Quote the entries that follow exactly, leaving none out.

-- start of EXERCISE MATERIALS --

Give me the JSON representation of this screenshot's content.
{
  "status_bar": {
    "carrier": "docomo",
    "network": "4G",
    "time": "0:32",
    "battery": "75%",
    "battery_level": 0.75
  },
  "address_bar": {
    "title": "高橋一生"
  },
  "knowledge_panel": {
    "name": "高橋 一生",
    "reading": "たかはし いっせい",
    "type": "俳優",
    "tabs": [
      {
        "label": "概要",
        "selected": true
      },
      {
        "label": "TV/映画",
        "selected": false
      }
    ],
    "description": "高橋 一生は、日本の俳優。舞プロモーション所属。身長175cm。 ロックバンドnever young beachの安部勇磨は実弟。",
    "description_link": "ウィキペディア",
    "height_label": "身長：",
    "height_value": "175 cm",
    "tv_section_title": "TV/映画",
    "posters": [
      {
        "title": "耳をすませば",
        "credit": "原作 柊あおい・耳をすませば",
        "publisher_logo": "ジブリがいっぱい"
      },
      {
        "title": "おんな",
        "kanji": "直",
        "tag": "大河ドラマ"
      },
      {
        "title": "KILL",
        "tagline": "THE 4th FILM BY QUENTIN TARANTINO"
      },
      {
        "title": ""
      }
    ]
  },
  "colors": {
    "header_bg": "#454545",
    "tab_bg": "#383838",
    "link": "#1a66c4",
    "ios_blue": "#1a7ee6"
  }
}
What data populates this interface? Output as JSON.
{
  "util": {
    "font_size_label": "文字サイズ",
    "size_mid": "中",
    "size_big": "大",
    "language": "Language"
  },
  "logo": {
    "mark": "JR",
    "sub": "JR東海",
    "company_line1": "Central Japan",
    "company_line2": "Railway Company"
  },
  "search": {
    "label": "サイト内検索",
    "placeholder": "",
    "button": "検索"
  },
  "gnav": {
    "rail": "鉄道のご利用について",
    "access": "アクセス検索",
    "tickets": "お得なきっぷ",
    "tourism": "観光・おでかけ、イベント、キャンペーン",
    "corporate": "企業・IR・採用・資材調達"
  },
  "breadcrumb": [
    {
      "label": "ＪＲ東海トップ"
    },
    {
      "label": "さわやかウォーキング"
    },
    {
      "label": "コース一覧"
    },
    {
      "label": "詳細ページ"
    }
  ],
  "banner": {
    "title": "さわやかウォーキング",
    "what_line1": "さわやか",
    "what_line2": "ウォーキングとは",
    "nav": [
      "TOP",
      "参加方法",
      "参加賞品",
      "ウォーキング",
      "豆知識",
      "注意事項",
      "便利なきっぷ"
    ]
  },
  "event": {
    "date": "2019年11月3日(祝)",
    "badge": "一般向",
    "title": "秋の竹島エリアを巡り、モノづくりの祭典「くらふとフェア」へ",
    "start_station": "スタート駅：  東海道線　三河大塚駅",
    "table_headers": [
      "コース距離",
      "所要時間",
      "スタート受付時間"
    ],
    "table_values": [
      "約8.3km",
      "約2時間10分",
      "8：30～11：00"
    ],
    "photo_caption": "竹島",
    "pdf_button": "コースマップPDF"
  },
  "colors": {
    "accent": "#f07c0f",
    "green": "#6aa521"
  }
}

-- end of EXERCISE MATERIALS --

COMPLETED TASK
Give me the JSON representation of this screenshot's content.
{
  "status_bar": {
    "carrier": "docomo",
    "network": "4G",
    "time": "0:32",
    "battery": "75%",
    "battery_level": 0.75
  },
  "address_bar": {
    "title": "高橋一生"
  },
  "knowledge_panel": {
    "name": "高橋 一生",
    "reading": "たかはし いっせい",
    "type": "俳優",
    "tabs": [
      {
        "label": "概要",
        "selected": true
      },
      {
        "label": "TV/映画",
        "selected": false
      }
    ],
    "description": "高橋 一生は、日本の俳優。舞プロモーション所属。身長175cm。 ロックバンドnever young beachの安部勇磨は実弟。",
    "description_link": "ウィキペディア",
    "height_label": "身長：",
    "height_value": "175 cm",
    "tv_section_title": "TV/映画",
    "posters": [
      {
        "title": "耳をすませば",
        "credit": "原作 柊あおい・耳をすませば",
        "publisher_logo": "ジブリがいっぱい"
      },
      {
        "title": "おんな",
        "kanji": "直",
        "tag": "大河ドラマ"
      },
      {
        "title": "KILL",
        "tagline": "THE 4th FILM BY QUENTIN TARANTINO"
      },
      {
        "title": ""
      }
    ]
  },
  "colors": {
    "header_bg": "#454545",
    "tab_bg": "#383838",
    "link": "#1a66c4",
    "ios_blue": "#1a7ee6"
  }
}
What data populates this interface? Output as JSON.
{
  "util": {
    "font_size_label": "文字サイズ",
    "size_mid": "中",
    "size_big": "大",
    "language": "Language"
  },
  "logo": {
    "mark": "JR",
    "sub": "JR東海",
    "company_line1": "Central Japan",
    "company_line2": "Railway Company"
  },
  "search": {
    "label": "サイト内検索",
    "placeholder": "",
    "button": "検索"
  },
  "gnav": {
    "rail": "鉄道のご利用について",
    "access": "アクセス検索",
    "tickets": "お得なきっぷ",
    "tourism": "観光・おでかけ、イベント、キャンペーン",
    "corporate": "企業・IR・採用・資材調達"
  },
  "breadcrumb": [
    {
      "label": "ＪＲ東海トップ"
    },
    {
      "label": "さわやかウォーキング"
    },
    {
      "label": "コース一覧"
    },
    {
      "label": "詳細ページ"
    }
  ],
  "banner": {
    "title": "さわやかウォーキング",
    "what_line1": "さわやか",
    "what_line2": "ウォーキングとは",
    "nav": [
      "TOP",
      "参加方法",
      "参加賞品",
      "ウォーキング",
      "豆知識",
      "注意事項",
      "便利なきっぷ"
    ]
  },
  "event": {
    "date": "2019年11月3日(祝)",
    "badge": "一般向",
    "title": "秋の竹島エリアを巡り、モノづくりの祭典「くらふとフェア」へ",
    "start_station": "スタート駅：  東海道線　三河大塚駅",
    "table_headers": [
      "コース距離",
      "所要時間",
      "スタート受付時間"
    ],
    "table_values": [
      "約8.3km",
      "約2時間10分",
      "8：30～11：00"
    ],
    "photo_caption": "竹島",
    "pdf_button": "コースマップPDF"
  },
  "colors": {
    "accent": "#f07c0f",
    "green": "#6aa521"
  }
}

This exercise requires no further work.